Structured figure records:
-*-
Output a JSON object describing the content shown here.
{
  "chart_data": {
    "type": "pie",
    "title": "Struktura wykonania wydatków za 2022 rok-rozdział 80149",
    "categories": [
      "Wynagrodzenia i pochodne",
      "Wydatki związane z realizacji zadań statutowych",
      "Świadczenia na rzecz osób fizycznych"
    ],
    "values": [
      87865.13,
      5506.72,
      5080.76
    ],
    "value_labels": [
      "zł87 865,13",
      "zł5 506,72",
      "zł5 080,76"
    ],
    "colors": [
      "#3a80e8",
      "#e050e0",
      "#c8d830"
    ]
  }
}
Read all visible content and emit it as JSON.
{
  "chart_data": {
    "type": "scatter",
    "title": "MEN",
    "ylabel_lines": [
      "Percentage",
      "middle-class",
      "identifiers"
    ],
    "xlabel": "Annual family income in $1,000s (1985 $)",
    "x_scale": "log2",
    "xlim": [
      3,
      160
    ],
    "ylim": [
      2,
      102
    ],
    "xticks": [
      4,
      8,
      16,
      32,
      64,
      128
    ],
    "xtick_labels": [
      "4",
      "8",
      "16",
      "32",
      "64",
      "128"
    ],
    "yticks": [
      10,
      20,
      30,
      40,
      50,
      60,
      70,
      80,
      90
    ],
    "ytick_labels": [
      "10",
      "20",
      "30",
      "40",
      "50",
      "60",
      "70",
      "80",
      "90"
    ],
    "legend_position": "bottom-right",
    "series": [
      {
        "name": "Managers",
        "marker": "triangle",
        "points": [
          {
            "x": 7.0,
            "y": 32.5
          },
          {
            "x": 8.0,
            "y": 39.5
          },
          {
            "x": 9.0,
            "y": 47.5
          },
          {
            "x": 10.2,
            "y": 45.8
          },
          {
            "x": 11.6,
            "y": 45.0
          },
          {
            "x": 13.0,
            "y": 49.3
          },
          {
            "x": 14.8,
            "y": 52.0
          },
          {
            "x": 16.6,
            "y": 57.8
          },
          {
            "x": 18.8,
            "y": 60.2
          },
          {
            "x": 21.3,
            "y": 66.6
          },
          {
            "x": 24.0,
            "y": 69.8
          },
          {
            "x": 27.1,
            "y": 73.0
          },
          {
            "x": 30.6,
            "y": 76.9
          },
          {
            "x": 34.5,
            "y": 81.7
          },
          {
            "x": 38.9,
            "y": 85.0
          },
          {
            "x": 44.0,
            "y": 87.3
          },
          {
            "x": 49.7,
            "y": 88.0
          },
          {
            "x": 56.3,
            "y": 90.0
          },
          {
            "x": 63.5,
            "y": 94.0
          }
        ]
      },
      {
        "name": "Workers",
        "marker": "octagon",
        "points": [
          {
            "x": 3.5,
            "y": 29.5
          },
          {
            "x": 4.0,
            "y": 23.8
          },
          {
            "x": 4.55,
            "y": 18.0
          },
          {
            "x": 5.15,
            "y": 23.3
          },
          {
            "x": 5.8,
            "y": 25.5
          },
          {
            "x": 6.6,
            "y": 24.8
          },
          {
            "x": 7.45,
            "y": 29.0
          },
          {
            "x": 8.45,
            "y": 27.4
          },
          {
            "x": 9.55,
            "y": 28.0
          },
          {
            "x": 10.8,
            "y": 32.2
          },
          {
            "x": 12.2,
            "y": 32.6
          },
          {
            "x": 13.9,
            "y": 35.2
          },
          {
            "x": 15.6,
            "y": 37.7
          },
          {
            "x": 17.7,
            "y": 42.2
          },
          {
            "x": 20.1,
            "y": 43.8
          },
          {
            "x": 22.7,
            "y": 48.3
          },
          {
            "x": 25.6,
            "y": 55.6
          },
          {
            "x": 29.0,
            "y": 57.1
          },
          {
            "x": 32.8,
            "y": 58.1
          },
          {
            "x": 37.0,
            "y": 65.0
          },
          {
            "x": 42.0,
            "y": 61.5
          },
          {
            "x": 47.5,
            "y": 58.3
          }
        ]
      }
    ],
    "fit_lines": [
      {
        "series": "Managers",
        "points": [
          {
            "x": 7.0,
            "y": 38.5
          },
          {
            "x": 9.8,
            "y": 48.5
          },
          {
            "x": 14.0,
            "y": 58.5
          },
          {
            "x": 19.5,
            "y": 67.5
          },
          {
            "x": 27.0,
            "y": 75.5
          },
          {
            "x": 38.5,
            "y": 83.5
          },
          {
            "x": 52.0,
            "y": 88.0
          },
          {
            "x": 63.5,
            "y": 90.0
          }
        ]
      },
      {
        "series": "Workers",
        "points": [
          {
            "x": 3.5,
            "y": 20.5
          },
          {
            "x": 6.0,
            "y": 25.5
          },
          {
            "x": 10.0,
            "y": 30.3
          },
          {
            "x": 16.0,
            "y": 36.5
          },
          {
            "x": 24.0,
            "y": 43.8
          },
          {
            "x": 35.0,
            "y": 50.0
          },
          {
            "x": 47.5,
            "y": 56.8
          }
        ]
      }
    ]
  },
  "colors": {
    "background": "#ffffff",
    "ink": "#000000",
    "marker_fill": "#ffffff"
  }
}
-*-
Task goal: Provide all the records again, word for word.

Result for this exercise:
Output a JSON object describing the content shown here.
{
  "chart_data": {
    "type": "pie",
    "title": "Struktura wykonania wydatków za 2022 rok-rozdział 80149",
    "categories": [
      "Wynagrodzenia i pochodne",
      "Wydatki związane z realizacji zadań statutowych",
      "Świadczenia na rzecz osób fizycznych"
    ],
    "values": [
      87865.13,
      5506.72,
      5080.76
    ],
    "value_labels": [
      "zł87 865,13",
      "zł5 506,72",
      "zł5 080,76"
    ],
    "colors": [
      "#3a80e8",
      "#e050e0",
      "#c8d830"
    ]
  }
}
Read all visible content and emit it as JSON.
{
  "chart_data": {
    "type": "scatter",
    "title": "MEN",
    "ylabel_lines": [
      "Percentage",
      "middle-class",
      "identifiers"
    ],
    "xlabel": "Annual family income in $1,000s (1985 $)",
    "x_scale": "log2",
    "xlim": [
      3,
      160
    ],
    "ylim": [
      2,
      102
    ],
    "xticks": [
      4,
      8,
      16,
      32,
      64,
      128
    ],
    "xtick_labels": [
      "4",
      "8",
      "16",
      "32",
      "64",
      "128"
    ],
    "yticks": [
      10,
      20,
      30,
      40,
      50,
      60,
      70,
      80,
      90
    ],
    "ytick_labels": [
      "10",
      "20",
      "30",
      "40",
      "50",
      "60",
      "70",
      "80",
      "90"
    ],
    "legend_position": "bottom-right",
    "series": [
      {
        "name": "Managers",
        "marker": "triangle",
        "points": [
          {
            "x": 7.0,
            "y": 32.5
          },
          {
            "x": 8.0,
            "y": 39.5
          },
          {
            "x": 9.0,
            "y": 47.5
          },
          {
            "x": 10.2,
            "y": 45.8
          },
          {
            "x": 11.6,
            "y": 45.0
          },
          {
            "x": 13.0,
            "y": 49.3
          },
          {
            "x": 14.8,
            "y": 52.0
          },
          {
            "x": 16.6,
            "y": 57.8
          },
          {
            "x": 18.8,
            "y": 60.2
          },
          {
            "x": 21.3,
            "y": 66.6
          },
          {
            "x": 24.0,
            "y": 69.8
          },
          {
            "x": 27.1,
            "y": 73.0
          },
          {
            "x": 30.6,
            "y": 76.9
          },
          {
            "x": 34.5,
            "y": 81.7
          },
          {
            "x": 38.9,
            "y": 85.0
          },
          {
            "x": 44.0,
            "y": 87.3
          },
          {
            "x": 49.7,
            "y": 88.0
          },
          {
            "x": 56.3,
            "y": 90.0
          },
          {
            "x": 63.5,
            "y": 94.0
          }
        ]
      },
      {
        "name": "Workers",
        "marker": "octagon",
        "points": [
          {
            "x": 3.5,
            "y": 29.5
          },
          {
            "x": 4.0,
            "y": 23.8
          },
          {
            "x": 4.55,
            "y": 18.0
          },
          {
            "x": 5.15,
            "y": 23.3
          },
          {
            "x": 5.8,
            "y": 25.5
          },
          {
            "x": 6.6,
            "y": 24.8
          },
          {
            "x": 7.45,
            "y": 29.0
          },
          {
            "x": 8.45,
            "y": 27.4
          },
          {
            "x": 9.55,
            "y": 28.0
          },
          {
            "x": 10.8,
            "y": 32.2
          },
          {
            "x": 12.2,
            "y": 32.6
          },
          {
            "x": 13.9,
            "y": 35.2
          },
          {
            "x": 15.6,
            "y": 37.7
          },
          {
            "x": 17.7,
            "y": 42.2
          },
          {
            "x": 20.1,
            "y": 43.8
          },
          {
            "x": 22.7,
            "y": 48.3
          },
          {
            "x": 25.6,
            "y": 55.6
          },
          {
            "x": 29.0,
            "y": 57.1
          },
          {
            "x": 32.8,
            "y": 58.1
          },
          {
            "x": 37.0,
            "y": 65.0
          },
          {
            "x": 42.0,
            "y": 61.5
          },
          {
            "x": 47.5,
            "y": 58.3
          }
        ]
      }
    ],
    "fit_lines": [
      {
        "series": "Managers",
        "points": [
          {
            "x": 7.0,
            "y": 38.5
          },
          {
            "x": 9.8,
            "y": 48.5
          },
          {
            "x": 14.0,
            "y": 58.5
          },
          {
            "x": 19.5,
            "y": 67.5
          },
          {
            "x": 27.0,
            "y": 75.5
          },
          {
            "x": 38.5,
            "y": 83.5
          },
          {
            "x": 52.0,
            "y": 88.0
          },
          {
            "x": 63.5,
            "y": 90.0
          }
        ]
      },
      {
        "series": "Workers",
        "points": [
          {
            "x": 3.5,
            "y": 20.5
          },
          {
            "x": 6.0,
            "y": 25.5
          },
          {
            "x": 10.0,
            "y": 30.3
          },
          {
            "x": 16.0,
            "y": 36.5
          },
          {
            "x": 24.0,
            "y": 43.8
          },
          {
            "x": 35.0,
            "y": 50.0
          },
          {
            "x": 47.5,
            "y": 56.8
          }
        ]
      }
    ]
  },
  "colors": {
    "background": "#ffffff",
    "ink": "#000000",
    "marker_fill": "#ffffff"
  }
}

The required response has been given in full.